_DATA_:
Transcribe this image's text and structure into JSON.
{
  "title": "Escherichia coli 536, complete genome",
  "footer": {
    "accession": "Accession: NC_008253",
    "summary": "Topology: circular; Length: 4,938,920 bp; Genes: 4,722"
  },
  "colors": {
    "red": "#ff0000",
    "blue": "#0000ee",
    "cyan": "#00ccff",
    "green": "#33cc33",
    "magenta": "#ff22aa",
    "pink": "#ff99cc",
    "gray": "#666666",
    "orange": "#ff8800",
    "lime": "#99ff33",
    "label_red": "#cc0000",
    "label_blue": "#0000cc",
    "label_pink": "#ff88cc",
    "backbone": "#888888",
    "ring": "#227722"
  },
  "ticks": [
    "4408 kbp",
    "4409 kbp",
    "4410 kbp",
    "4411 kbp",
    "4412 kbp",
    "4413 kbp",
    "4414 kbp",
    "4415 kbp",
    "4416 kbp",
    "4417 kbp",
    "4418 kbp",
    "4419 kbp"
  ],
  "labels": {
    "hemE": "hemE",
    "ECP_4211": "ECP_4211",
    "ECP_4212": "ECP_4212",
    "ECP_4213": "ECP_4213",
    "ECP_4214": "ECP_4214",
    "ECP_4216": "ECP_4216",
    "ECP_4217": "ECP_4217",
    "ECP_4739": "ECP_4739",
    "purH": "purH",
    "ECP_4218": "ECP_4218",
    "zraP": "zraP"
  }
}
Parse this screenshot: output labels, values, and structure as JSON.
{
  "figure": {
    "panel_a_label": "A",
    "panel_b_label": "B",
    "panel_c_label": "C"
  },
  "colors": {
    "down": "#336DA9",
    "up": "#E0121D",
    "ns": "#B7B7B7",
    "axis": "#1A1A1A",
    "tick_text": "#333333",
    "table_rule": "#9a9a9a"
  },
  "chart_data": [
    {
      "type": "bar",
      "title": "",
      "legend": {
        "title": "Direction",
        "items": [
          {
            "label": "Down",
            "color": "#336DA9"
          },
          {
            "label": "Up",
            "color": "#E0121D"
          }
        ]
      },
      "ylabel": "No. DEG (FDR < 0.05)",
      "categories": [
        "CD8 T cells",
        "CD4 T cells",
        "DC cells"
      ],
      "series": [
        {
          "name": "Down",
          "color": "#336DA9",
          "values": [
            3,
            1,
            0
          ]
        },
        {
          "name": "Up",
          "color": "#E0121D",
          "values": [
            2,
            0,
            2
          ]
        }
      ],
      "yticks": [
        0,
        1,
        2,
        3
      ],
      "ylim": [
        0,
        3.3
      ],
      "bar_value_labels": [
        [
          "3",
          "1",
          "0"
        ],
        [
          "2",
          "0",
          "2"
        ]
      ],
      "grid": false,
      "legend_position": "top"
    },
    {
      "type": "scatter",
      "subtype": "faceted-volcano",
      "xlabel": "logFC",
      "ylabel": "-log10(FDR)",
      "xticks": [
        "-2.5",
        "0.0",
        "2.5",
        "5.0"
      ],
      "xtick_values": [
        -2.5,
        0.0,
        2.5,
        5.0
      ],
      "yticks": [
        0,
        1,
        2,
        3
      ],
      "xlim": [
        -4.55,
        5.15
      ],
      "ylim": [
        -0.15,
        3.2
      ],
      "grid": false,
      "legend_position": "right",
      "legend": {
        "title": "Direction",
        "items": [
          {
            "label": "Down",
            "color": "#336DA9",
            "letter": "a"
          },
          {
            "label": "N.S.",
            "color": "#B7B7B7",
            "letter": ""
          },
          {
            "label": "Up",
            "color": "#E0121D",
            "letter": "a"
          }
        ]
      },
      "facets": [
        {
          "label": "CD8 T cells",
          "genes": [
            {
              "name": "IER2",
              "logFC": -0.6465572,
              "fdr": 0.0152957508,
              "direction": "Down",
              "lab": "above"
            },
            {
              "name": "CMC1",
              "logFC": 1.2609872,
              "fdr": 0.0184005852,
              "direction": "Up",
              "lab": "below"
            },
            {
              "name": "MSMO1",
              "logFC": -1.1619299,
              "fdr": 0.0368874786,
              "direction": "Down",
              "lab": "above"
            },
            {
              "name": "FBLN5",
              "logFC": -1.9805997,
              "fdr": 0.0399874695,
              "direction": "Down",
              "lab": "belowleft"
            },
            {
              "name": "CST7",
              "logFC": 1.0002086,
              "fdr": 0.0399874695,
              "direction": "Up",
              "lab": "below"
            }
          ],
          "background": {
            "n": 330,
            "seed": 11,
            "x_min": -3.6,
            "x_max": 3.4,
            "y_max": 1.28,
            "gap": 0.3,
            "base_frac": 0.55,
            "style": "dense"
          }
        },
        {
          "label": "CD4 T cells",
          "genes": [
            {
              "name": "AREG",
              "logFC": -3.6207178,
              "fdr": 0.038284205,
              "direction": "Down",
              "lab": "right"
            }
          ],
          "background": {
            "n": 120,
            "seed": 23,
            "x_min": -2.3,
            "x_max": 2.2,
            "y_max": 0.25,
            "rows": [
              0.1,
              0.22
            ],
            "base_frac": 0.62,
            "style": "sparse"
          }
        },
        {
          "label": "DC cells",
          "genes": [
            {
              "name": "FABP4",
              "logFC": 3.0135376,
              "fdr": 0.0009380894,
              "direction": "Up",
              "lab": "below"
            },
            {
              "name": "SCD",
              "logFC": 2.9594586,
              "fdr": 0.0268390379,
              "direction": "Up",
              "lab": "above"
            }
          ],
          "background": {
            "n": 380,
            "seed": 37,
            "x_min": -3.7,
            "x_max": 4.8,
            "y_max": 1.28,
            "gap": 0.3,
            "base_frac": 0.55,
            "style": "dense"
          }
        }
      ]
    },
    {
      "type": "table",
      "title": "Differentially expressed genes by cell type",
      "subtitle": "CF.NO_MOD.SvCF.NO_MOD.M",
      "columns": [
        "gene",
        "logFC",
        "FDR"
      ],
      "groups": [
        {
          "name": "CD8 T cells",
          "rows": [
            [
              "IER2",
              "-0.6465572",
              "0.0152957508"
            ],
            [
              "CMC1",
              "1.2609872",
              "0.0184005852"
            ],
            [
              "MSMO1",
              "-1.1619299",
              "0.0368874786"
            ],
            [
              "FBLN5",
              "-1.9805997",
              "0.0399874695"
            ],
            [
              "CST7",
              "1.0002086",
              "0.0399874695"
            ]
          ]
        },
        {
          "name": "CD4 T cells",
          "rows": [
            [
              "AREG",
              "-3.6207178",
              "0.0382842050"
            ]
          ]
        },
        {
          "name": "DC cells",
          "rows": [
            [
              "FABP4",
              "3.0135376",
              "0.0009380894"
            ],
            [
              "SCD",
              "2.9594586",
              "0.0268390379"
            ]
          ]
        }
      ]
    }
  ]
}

_EXERCISE BRIEF_: Look through the entries for lines containing the word "this" and return each one.

_TASK RESULT_:
Transcribe this image's text and structure into JSON.
Parse this screenshot: output labels, values, and structure as JSON.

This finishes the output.